Extracted records:
/---

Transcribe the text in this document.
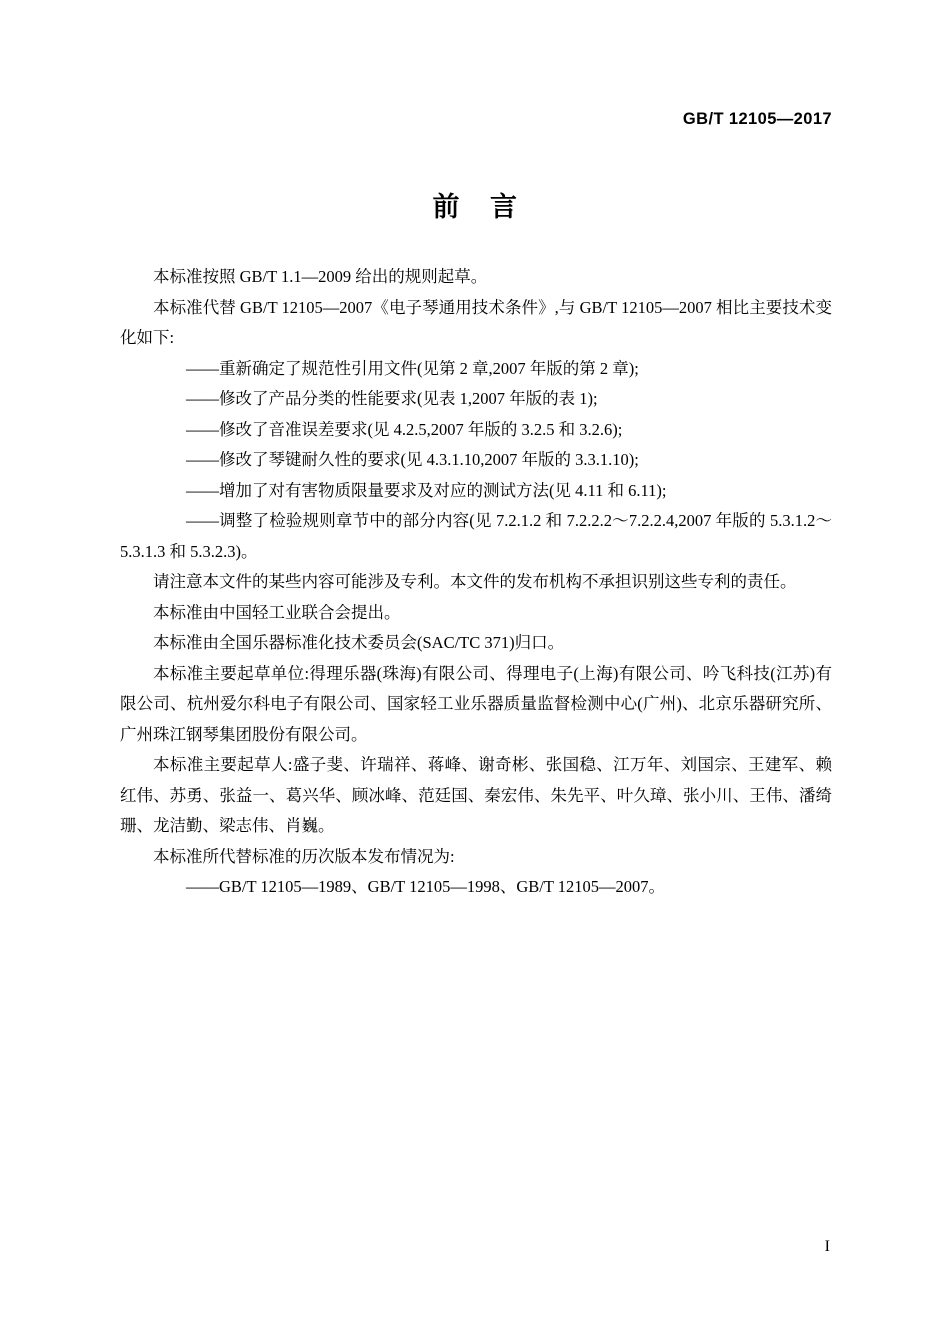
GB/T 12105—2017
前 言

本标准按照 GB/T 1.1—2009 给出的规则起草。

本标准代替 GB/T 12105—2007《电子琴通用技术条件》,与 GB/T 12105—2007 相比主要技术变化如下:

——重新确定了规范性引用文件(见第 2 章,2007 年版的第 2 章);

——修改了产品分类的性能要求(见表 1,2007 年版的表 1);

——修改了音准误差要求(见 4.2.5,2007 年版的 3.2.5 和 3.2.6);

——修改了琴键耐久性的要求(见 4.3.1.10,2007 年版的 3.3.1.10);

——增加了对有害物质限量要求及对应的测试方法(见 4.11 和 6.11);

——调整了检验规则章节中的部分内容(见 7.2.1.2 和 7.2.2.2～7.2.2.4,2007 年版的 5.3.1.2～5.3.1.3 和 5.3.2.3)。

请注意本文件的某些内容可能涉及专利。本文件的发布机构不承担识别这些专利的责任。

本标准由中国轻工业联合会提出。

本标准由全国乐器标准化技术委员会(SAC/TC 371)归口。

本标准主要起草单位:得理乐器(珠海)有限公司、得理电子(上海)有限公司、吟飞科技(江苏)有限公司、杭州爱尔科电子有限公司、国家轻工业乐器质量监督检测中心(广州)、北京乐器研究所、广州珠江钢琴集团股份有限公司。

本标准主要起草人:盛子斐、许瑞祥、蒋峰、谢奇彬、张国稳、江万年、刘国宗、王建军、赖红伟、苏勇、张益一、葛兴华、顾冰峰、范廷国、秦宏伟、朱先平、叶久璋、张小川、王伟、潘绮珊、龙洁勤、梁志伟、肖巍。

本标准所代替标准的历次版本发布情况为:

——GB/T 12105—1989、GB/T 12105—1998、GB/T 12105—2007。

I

\---
/---

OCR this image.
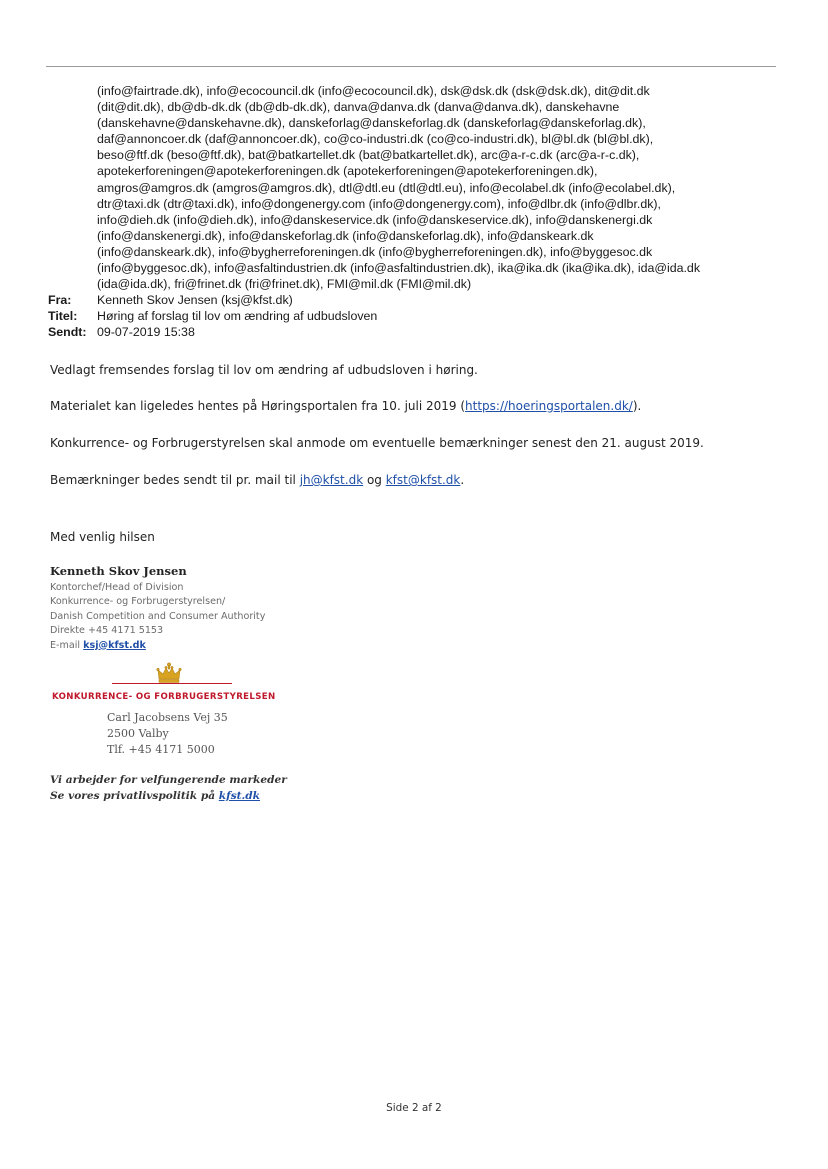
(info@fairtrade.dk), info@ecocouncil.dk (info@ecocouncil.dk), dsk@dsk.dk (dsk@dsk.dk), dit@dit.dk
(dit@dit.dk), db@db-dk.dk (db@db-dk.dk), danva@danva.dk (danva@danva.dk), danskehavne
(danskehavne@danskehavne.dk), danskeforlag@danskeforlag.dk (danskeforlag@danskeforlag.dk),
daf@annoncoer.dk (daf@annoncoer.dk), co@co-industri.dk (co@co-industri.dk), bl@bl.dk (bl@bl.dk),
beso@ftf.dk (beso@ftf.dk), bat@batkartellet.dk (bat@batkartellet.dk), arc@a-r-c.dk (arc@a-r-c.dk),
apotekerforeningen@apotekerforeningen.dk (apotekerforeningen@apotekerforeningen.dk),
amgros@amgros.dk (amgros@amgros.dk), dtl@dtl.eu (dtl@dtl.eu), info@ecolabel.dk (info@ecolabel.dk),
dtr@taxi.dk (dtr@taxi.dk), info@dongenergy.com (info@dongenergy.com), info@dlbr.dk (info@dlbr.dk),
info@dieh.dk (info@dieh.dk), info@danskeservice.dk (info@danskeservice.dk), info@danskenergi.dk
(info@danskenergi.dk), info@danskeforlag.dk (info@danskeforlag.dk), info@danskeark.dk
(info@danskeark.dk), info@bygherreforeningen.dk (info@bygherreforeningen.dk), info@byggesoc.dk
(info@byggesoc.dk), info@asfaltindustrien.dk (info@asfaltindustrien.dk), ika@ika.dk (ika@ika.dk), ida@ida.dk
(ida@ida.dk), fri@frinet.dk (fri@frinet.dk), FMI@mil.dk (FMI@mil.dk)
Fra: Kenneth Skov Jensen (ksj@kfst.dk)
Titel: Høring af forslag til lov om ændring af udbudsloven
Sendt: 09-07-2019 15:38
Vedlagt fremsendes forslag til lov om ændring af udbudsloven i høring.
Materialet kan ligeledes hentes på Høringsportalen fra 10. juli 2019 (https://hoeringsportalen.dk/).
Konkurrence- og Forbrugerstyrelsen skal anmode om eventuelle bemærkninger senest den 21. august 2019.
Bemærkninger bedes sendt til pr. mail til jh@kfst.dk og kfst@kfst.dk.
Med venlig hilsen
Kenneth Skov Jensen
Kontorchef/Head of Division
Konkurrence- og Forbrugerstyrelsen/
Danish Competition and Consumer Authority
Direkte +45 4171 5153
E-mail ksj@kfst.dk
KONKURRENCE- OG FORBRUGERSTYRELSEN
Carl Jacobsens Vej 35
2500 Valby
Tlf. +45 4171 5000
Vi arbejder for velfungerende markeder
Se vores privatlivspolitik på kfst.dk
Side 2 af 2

\---

▶ [Exercise] Go through the entries above and count the lines containing the word "kfst"; give only that count.

▶ [Output] 4